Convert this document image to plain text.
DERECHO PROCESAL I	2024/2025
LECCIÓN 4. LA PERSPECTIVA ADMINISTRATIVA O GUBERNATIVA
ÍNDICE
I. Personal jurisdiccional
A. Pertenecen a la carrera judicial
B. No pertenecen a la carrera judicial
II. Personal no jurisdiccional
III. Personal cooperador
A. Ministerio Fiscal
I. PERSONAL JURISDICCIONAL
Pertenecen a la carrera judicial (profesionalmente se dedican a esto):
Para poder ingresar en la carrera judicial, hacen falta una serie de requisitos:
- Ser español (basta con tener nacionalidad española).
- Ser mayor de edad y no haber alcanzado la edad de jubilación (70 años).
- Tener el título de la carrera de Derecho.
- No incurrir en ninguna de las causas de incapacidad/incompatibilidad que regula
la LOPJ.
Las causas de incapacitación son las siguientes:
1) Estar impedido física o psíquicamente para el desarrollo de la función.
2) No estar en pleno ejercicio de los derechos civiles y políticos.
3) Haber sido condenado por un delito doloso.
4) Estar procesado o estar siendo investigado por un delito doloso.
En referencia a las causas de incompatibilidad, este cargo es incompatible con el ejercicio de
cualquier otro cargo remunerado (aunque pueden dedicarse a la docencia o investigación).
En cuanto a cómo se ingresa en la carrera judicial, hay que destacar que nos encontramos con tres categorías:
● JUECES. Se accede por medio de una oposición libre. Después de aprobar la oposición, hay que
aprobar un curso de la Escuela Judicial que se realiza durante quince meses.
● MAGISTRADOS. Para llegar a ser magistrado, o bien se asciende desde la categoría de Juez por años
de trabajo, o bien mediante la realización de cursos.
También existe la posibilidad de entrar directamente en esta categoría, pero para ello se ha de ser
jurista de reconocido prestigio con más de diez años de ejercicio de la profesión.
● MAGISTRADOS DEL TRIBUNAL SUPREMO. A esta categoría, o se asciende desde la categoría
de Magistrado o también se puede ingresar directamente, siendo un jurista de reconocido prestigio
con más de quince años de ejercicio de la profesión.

^^^^^^^^

▶ _Exercise brief_:
Your task is to retype all the records above with nothing left out.

▶ _Output for this task_:
Convert this document image to plain text.
DERECHO PROCESAL I	2024/2025
LECCIÓN 4. LA PERSPECTIVA ADMINISTRATIVA O GUBERNATIVA
ÍNDICE
I. Personal jurisdiccional
A. Pertenecen a la carrera judicial
B. No pertenecen a la carrera judicial
II. Personal no jurisdiccional
III. Personal cooperador
A. Ministerio Fiscal
I. PERSONAL JURISDICCIONAL
Pertenecen a la carrera judicial (profesionalmente se dedican a esto):
Para poder ingresar en la carrera judicial, hacen falta una serie de requisitos:
- Ser español (basta con tener nacionalidad española).
- Ser mayor de edad y no haber alcanzado la edad de jubilación (70 años).
- Tener el título de la carrera de Derecho.
- No incurrir en ninguna de las causas de incapacidad/incompatibilidad que regula
la LOPJ.
Las causas de incapacitación son las siguientes:
1) Estar impedido física o psíquicamente para el desarrollo de la función.
2) No estar en pleno ejercicio de los derechos civiles y políticos.
3) Haber sido condenado por un delito doloso.
4) Estar procesado o estar siendo investigado por un delito doloso.
En referencia a las causas de incompatibilidad, este cargo es incompatible con el ejercicio de
cualquier otro cargo remunerado (aunque pueden dedicarse a la docencia o investigación).
En cuanto a cómo se ingresa en la carrera judicial, hay que destacar que nos encontramos con tres categorías:
● JUECES. Se accede por medio de una oposición libre. Después de aprobar la oposición, hay que
aprobar un curso de la Escuela Judicial que se realiza durante quince meses.
● MAGISTRADOS. Para llegar a ser magistrado, o bien se asciende desde la categoría de Juez por años
de trabajo, o bien mediante la realización de cursos.
También existe la posibilidad de entrar directamente en esta categoría, pero para ello se ha de ser
jurista de reconocido prestigio con más de diez años de ejercicio de la profesión.
● MAGISTRADOS DEL TRIBUNAL SUPREMO. A esta categoría, o se asciende desde la categoría
de Magistrado o también se puede ingresar directamente, siendo un jurista de reconocido prestigio
con más de quince años de ejercicio de la profesión.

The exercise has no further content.